(Do this): Restate the records below word for word, and omit the images they hold.

(Stored records):
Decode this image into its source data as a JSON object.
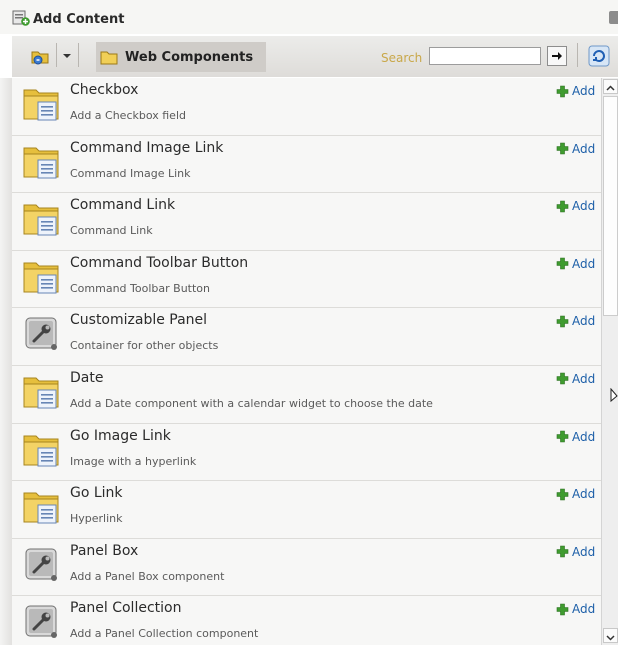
{
  "window": {
    "title": "Add Content"
  },
  "toolbar": {
    "folder_label": "Web Components",
    "search_label": "Search",
    "search_value": ""
  },
  "components": [
    {
      "name": "Checkbox",
      "description": "Add a Checkbox field",
      "icon": "folder-document-icon",
      "add_label": "Add"
    },
    {
      "name": "Command Image Link",
      "description": "Command Image Link",
      "icon": "folder-document-icon",
      "add_label": "Add"
    },
    {
      "name": "Command Link",
      "description": "Command Link",
      "icon": "folder-document-icon",
      "add_label": "Add"
    },
    {
      "name": "Command Toolbar Button",
      "description": "Command Toolbar Button",
      "icon": "folder-document-icon",
      "add_label": "Add"
    },
    {
      "name": "Customizable Panel",
      "description": "Container for other objects",
      "icon": "wrench-panel-icon",
      "add_label": "Add"
    },
    {
      "name": "Date",
      "description": "Add a Date component with a calendar widget to choose the date",
      "icon": "folder-document-icon",
      "add_label": "Add"
    },
    {
      "name": "Go Image Link",
      "description": "Image with a hyperlink",
      "icon": "folder-document-icon",
      "add_label": "Add"
    },
    {
      "name": "Go Link",
      "description": "Hyperlink",
      "icon": "folder-document-icon",
      "add_label": "Add"
    },
    {
      "name": "Panel Box",
      "description": "Add a Panel Box component",
      "icon": "wrench-panel-icon",
      "add_label": "Add"
    },
    {
      "name": "Panel Collection",
      "description": "Add a Panel Collection component",
      "icon": "wrench-panel-icon",
      "add_label": "Add"
    }
  ],
  "colors": {
    "link": "#1d5fa8",
    "add_icon": "#3f9b2f",
    "folder": "#e6bf3d",
    "toolbar_bg": "#dedcd9",
    "list_bg": "#f7f7f6"
  }
}
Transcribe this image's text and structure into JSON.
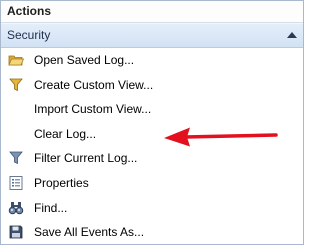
{
  "panel": {
    "title": "Actions"
  },
  "section": {
    "label": "Security"
  },
  "items": [
    {
      "label": "Open Saved Log...",
      "icon": "folder-open-icon"
    },
    {
      "label": "Create Custom View...",
      "icon": "filter-funnel-icon"
    },
    {
      "label": "Import Custom View...",
      "icon": ""
    },
    {
      "label": "Clear Log...",
      "icon": ""
    },
    {
      "label": "Filter Current Log...",
      "icon": "filter-funnel-icon"
    },
    {
      "label": "Properties",
      "icon": "properties-icon"
    },
    {
      "label": "Find...",
      "icon": "binoculars-icon"
    },
    {
      "label": "Save All Events As...",
      "icon": "floppy-disk-icon"
    }
  ],
  "colors": {
    "annotation_arrow": "#e3101e",
    "section_bg": "#d9e6f6"
  }
}
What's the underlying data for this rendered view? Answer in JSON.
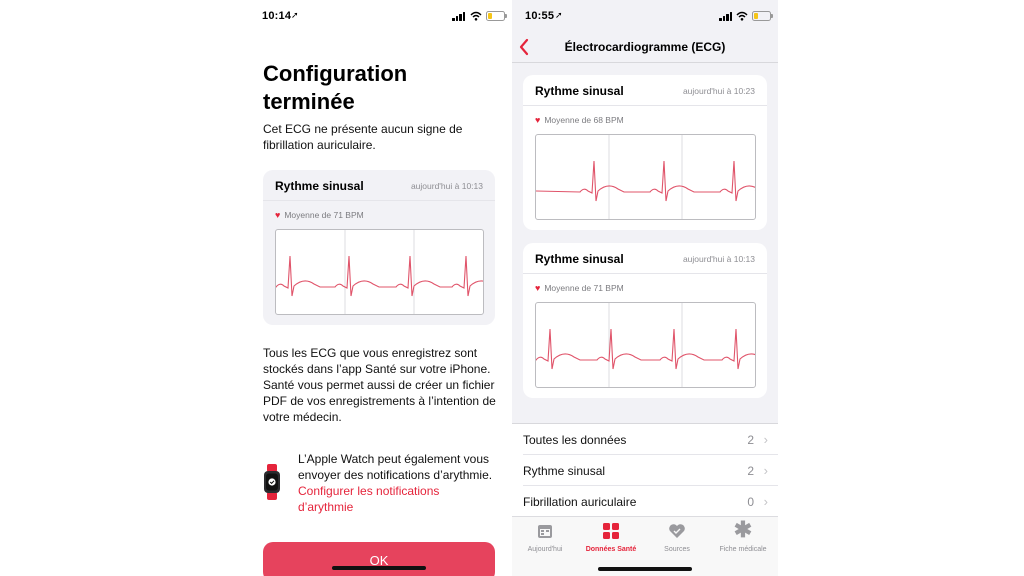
{
  "left_screen": {
    "status": {
      "time": "10:14"
    },
    "title": "Configuration terminée",
    "intro": "Cet ECG ne présente aucun signe de fibrillation auriculaire.",
    "card": {
      "title": "Rythme sinusal",
      "date": "aujourd'hui à 10:13",
      "bpm": "Moyenne de 71 BPM"
    },
    "storage_text": "Tous les ECG que vous enregistrez sont stockés dans l’app Santé sur votre iPhone. Santé vous permet aussi de créer un fichier PDF de vos enregistrements à l’intention de votre médecin.",
    "watch_text": "L’Apple Watch peut également vous envoyer des notifications d’arythmie.",
    "watch_link": "Configurer les notifications d’arythmie",
    "ok_button": "OK"
  },
  "right_screen": {
    "status": {
      "time": "10:55"
    },
    "nav_title": "Électrocardiogramme (ECG)",
    "cards": [
      {
        "title": "Rythme sinusal",
        "date": "aujourd'hui à 10:23",
        "bpm": "Moyenne de 68 BPM"
      },
      {
        "title": "Rythme sinusal",
        "date": "aujourd'hui à 10:13",
        "bpm": "Moyenne de 71 BPM"
      }
    ],
    "list": [
      {
        "label": "Toutes les données",
        "count": "2"
      },
      {
        "label": "Rythme sinusal",
        "count": "2"
      },
      {
        "label": "Fibrillation auriculaire",
        "count": "0"
      }
    ],
    "tabs": [
      {
        "label": "Aujourd'hui",
        "icon": "calendar-icon",
        "active": false
      },
      {
        "label": "Données Santé",
        "icon": "grid-icon",
        "active": true
      },
      {
        "label": "Sources",
        "icon": "heart-sources-icon",
        "active": false
      },
      {
        "label": "Fiche médicale",
        "icon": "asterisk-icon",
        "active": false
      }
    ]
  },
  "colors": {
    "accent": "#e5243b",
    "ecg_line": "#e0546a",
    "background": "#f2f2f6"
  }
}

(Answer below):
Decode this image into its source data as a JSON object.
{
  "window": {
    "title": "Add Content"
  },
  "toolbar": {
    "folder_label": "Web Components",
    "search_label": "Search",
    "search_value": ""
  },
  "components": [
    {
      "name": "Checkbox",
      "description": "Add a Checkbox field",
      "icon": "folder-document-icon",
      "add_label": "Add"
    },
    {
      "name": "Command Image Link",
      "description": "Command Image Link",
      "icon": "folder-document-icon",
      "add_label": "Add"
    },
    {
      "name": "Command Link",
      "description": "Command Link",
      "icon": "folder-document-icon",
      "add_label": "Add"
    },
    {
      "name": "Command Toolbar Button",
      "description": "Command Toolbar Button",
      "icon": "folder-document-icon",
      "add_label": "Add"
    },
    {
      "name": "Customizable Panel",
      "description": "Container for other objects",
      "icon": "wrench-panel-icon",
      "add_label": "Add"
    },
    {
      "name": "Date",
      "description": "Add a Date component with a calendar widget to choose the date",
      "icon": "folder-document-icon",
      "add_label": "Add"
    },
    {
      "name": "Go Image Link",
      "description": "Image with a hyperlink",
      "icon": "folder-document-icon",
      "add_label": "Add"
    },
    {
      "name": "Go Link",
      "description": "Hyperlink",
      "icon": "folder-document-icon",
      "add_label": "Add"
    },
    {
      "name": "Panel Box",
      "description": "Add a Panel Box component",
      "icon": "wrench-panel-icon",
      "add_label": "Add"
    },
    {
      "name": "Panel Collection",
      "description": "Add a Panel Collection component",
      "icon": "wrench-panel-icon",
      "add_label": "Add"
    }
  ],
  "colors": {
    "link": "#1d5fa8",
    "add_icon": "#3f9b2f",
    "folder": "#e6bf3d",
    "toolbar_bg": "#dedcd9",
    "list_bg": "#f7f7f6"
  }
}
Transcribe this image's text and structure into JSON.
{
  "panel": {
    "title": "Actions"
  },
  "section": {
    "label": "Security"
  },
  "items": [
    {
      "label": "Open Saved Log...",
      "icon": "folder-open-icon"
    },
    {
      "label": "Create Custom View...",
      "icon": "filter-funnel-icon"
    },
    {
      "label": "Import Custom View...",
      "icon": ""
    },
    {
      "label": "Clear Log...",
      "icon": ""
    },
    {
      "label": "Filter Current Log...",
      "icon": "filter-funnel-icon"
    },
    {
      "label": "Properties",
      "icon": "properties-icon"
    },
    {
      "label": "Find...",
      "icon": "binoculars-icon"
    },
    {
      "label": "Save All Events As...",
      "icon": "floppy-disk-icon"
    }
  ],
  "colors": {
    "annotation_arrow": "#e3101e",
    "section_bg": "#d9e6f6"
  }
}
What's the underlying data for this rendered view? Answer in JSON.
{
  "left_screen": {
    "status": {
      "time": "10:14"
    },
    "title": "Configuration terminée",
    "intro": "Cet ECG ne présente aucun signe de fibrillation auriculaire.",
    "card": {
      "title": "Rythme sinusal",
      "date": "aujourd'hui à 10:13",
      "bpm": "Moyenne de 71 BPM"
    },
    "storage_text": "Tous les ECG que vous enregistrez sont stockés dans l’app Santé sur votre iPhone. Santé vous permet aussi de créer un fichier PDF de vos enregistrements à l’intention de votre médecin.",
    "watch_text": "L’Apple Watch peut également vous envoyer des notifications d’arythmie.",
    "watch_link": "Configurer les notifications d’arythmie",
    "ok_button": "OK"
  },
  "right_screen": {
    "status": {
      "time": "10:55"
    },
    "nav_title": "Électrocardiogramme (ECG)",
    "cards": [
      {
        "title": "Rythme sinusal",
        "date": "aujourd'hui à 10:23",
        "bpm": "Moyenne de 68 BPM"
      },
      {
        "title": "Rythme sinusal",
        "date": "aujourd'hui à 10:13",
        "bpm": "Moyenne de 71 BPM"
      }
    ],
    "list": [
      {
        "label": "Toutes les données",
        "count": "2"
      },
      {
        "label": "Rythme sinusal",
        "count": "2"
      },
      {
        "label": "Fibrillation auriculaire",
        "count": "0"
      }
    ],
    "tabs": [
      {
        "label": "Aujourd'hui",
        "icon": "calendar-icon",
        "active": false
      },
      {
        "label": "Données Santé",
        "icon": "grid-icon",
        "active": true
      },
      {
        "label": "Sources",
        "icon": "heart-sources-icon",
        "active": false
      },
      {
        "label": "Fiche médicale",
        "icon": "asterisk-icon",
        "active": false
      }
    ]
  },
  "colors": {
    "accent": "#e5243b",
    "ecg_line": "#e0546a",
    "background": "#f2f2f6"
  }
}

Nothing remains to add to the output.